- **Exercise aim**: Return all of the entries exactly, with nothing added or left out.

====== Records provided ======

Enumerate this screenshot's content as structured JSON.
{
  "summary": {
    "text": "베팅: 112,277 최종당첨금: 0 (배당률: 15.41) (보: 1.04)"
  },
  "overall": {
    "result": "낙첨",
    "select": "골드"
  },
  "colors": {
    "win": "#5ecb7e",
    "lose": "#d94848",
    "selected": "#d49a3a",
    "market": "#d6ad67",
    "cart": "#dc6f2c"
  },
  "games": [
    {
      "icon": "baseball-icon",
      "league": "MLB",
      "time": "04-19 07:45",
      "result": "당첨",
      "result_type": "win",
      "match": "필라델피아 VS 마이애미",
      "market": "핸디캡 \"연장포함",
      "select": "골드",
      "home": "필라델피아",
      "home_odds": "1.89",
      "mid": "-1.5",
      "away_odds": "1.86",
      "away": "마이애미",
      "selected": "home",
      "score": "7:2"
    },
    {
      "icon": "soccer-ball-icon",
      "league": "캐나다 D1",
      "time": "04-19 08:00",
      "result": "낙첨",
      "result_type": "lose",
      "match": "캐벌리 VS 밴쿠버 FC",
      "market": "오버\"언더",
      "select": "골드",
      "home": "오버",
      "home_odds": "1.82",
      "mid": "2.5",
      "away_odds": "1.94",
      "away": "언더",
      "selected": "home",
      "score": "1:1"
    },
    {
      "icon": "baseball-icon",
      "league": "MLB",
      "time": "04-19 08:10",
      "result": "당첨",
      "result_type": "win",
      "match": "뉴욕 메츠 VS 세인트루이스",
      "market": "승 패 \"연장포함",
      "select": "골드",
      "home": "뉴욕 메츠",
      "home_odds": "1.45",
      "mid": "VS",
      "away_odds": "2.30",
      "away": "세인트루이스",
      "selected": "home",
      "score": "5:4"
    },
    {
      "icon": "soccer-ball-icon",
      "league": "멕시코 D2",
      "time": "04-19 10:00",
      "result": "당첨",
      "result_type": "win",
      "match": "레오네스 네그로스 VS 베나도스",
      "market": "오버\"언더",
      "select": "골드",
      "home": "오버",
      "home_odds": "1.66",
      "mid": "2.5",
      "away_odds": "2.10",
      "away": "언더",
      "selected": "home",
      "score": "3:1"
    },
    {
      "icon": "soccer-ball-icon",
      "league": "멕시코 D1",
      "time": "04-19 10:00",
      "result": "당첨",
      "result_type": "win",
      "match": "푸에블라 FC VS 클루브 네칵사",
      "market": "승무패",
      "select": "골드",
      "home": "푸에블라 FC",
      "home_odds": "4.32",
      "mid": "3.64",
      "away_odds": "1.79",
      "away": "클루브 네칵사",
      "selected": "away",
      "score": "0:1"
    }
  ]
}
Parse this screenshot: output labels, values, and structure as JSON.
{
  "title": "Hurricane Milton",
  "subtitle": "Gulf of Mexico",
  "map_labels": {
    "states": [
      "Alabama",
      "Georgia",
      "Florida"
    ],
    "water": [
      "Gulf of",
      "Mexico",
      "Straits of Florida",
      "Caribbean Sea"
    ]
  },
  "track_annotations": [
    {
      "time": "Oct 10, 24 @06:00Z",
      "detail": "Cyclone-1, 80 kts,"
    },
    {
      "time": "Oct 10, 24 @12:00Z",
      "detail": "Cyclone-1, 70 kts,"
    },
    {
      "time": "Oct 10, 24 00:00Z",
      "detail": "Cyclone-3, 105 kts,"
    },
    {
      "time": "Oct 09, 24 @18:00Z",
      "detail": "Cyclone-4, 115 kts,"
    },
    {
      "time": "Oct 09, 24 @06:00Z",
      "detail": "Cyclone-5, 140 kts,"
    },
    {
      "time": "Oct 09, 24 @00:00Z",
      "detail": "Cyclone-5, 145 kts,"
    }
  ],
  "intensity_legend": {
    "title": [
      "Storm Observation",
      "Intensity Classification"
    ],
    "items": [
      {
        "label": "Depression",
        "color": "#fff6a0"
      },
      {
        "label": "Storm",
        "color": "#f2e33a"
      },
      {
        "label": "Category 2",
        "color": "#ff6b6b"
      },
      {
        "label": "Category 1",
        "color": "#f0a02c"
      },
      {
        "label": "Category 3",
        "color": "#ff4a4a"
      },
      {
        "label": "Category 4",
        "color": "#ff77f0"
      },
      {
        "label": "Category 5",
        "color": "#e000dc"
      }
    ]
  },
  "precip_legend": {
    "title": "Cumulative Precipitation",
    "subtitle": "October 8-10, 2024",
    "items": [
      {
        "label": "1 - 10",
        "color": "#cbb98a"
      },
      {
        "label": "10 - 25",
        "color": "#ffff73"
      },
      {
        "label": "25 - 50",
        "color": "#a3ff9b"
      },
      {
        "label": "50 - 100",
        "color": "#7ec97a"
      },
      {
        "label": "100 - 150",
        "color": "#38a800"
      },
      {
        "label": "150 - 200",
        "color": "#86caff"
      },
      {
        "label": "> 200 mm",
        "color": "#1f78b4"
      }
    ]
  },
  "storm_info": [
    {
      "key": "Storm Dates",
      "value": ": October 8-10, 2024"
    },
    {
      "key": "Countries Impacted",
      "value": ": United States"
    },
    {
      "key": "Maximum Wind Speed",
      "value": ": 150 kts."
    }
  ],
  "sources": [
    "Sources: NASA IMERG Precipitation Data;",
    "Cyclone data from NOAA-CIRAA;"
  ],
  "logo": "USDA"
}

======

- **Response below**:
Enumerate this screenshot's content as structured JSON.
{
  "summary": {
    "text": "베팅: 112,277 최종당첨금: 0 (배당률: 15.41) (보: 1.04)"
  },
  "overall": {
    "result": "낙첨",
    "select": "골드"
  },
  "colors": {
    "win": "#5ecb7e",
    "lose": "#d94848",
    "selected": "#d49a3a",
    "market": "#d6ad67",
    "cart": "#dc6f2c"
  },
  "games": [
    {
      "icon": "baseball-icon",
      "league": "MLB",
      "time": "04-19 07:45",
      "result": "당첨",
      "result_type": "win",
      "match": "필라델피아 VS 마이애미",
      "market": "핸디캡 \"연장포함",
      "select": "골드",
      "home": "필라델피아",
      "home_odds": "1.89",
      "mid": "-1.5",
      "away_odds": "1.86",
      "away": "마이애미",
      "selected": "home",
      "score": "7:2"
    },
    {
      "icon": "soccer-ball-icon",
      "league": "캐나다 D1",
      "time": "04-19 08:00",
      "result": "낙첨",
      "result_type": "lose",
      "match": "캐벌리 VS 밴쿠버 FC",
      "market": "오버\"언더",
      "select": "골드",
      "home": "오버",
      "home_odds": "1.82",
      "mid": "2.5",
      "away_odds": "1.94",
      "away": "언더",
      "selected": "home",
      "score": "1:1"
    },
    {
      "icon": "baseball-icon",
      "league": "MLB",
      "time": "04-19 08:10",
      "result": "당첨",
      "result_type": "win",
      "match": "뉴욕 메츠 VS 세인트루이스",
      "market": "승 패 \"연장포함",
      "select": "골드",
      "home": "뉴욕 메츠",
      "home_odds": "1.45",
      "mid": "VS",
      "away_odds": "2.30",
      "away": "세인트루이스",
      "selected": "home",
      "score": "5:4"
    },
    {
      "icon": "soccer-ball-icon",
      "league": "멕시코 D2",
      "time": "04-19 10:00",
      "result": "당첨",
      "result_type": "win",
      "match": "레오네스 네그로스 VS 베나도스",
      "market": "오버\"언더",
      "select": "골드",
      "home": "오버",
      "home_odds": "1.66",
      "mid": "2.5",
      "away_odds": "2.10",
      "away": "언더",
      "selected": "home",
      "score": "3:1"
    },
    {
      "icon": "soccer-ball-icon",
      "league": "멕시코 D1",
      "time": "04-19 10:00",
      "result": "당첨",
      "result_type": "win",
      "match": "푸에블라 FC VS 클루브 네칵사",
      "market": "승무패",
      "select": "골드",
      "home": "푸에블라 FC",
      "home_odds": "4.32",
      "mid": "3.64",
      "away_odds": "1.79",
      "away": "클루브 네칵사",
      "selected": "away",
      "score": "0:1"
    }
  ]
}
Parse this screenshot: output labels, values, and structure as JSON.
{
  "title": "Hurricane Milton",
  "subtitle": "Gulf of Mexico",
  "map_labels": {
    "states": [
      "Alabama",
      "Georgia",
      "Florida"
    ],
    "water": [
      "Gulf of",
      "Mexico",
      "Straits of Florida",
      "Caribbean Sea"
    ]
  },
  "track_annotations": [
    {
      "time": "Oct 10, 24 @06:00Z",
      "detail": "Cyclone-1, 80 kts,"
    },
    {
      "time": "Oct 10, 24 @12:00Z",
      "detail": "Cyclone-1, 70 kts,"
    },
    {
      "time": "Oct 10, 24 00:00Z",
      "detail": "Cyclone-3, 105 kts,"
    },
    {
      "time": "Oct 09, 24 @18:00Z",
      "detail": "Cyclone-4, 115 kts,"
    },
    {
      "time": "Oct 09, 24 @06:00Z",
      "detail": "Cyclone-5, 140 kts,"
    },
    {
      "time": "Oct 09, 24 @00:00Z",
      "detail": "Cyclone-5, 145 kts,"
    }
  ],
  "intensity_legend": {
    "title": [
      "Storm Observation",
      "Intensity Classification"
    ],
    "items": [
      {
        "label": "Depression",
        "color": "#fff6a0"
      },
      {
        "label": "Storm",
        "color": "#f2e33a"
      },
      {
        "label": "Category 2",
        "color": "#ff6b6b"
      },
      {
        "label": "Category 1",
        "color": "#f0a02c"
      },
      {
        "label": "Category 3",
        "color": "#ff4a4a"
      },
      {
        "label": "Category 4",
        "color": "#ff77f0"
      },
      {
        "label": "Category 5",
        "color": "#e000dc"
      }
    ]
  },
  "precip_legend": {
    "title": "Cumulative Precipitation",
    "subtitle": "October 8-10, 2024",
    "items": [
      {
        "label": "1 - 10",
        "color": "#cbb98a"
      },
      {
        "label": "10 - 25",
        "color": "#ffff73"
      },
      {
        "label": "25 - 50",
        "color": "#a3ff9b"
      },
      {
        "label": "50 - 100",
        "color": "#7ec97a"
      },
      {
        "label": "100 - 150",
        "color": "#38a800"
      },
      {
        "label": "150 - 200",
        "color": "#86caff"
      },
      {
        "label": "> 200 mm",
        "color": "#1f78b4"
      }
    ]
  },
  "storm_info": [
    {
      "key": "Storm Dates",
      "value": ": October 8-10, 2024"
    },
    {
      "key": "Countries Impacted",
      "value": ": United States"
    },
    {
      "key": "Maximum Wind Speed",
      "value": ": 150 kts."
    }
  ],
  "sources": [
    "Sources: NASA IMERG Precipitation Data;",
    "Cyclone data from NOAA-CIRAA;"
  ],
  "logo": "USDA"
}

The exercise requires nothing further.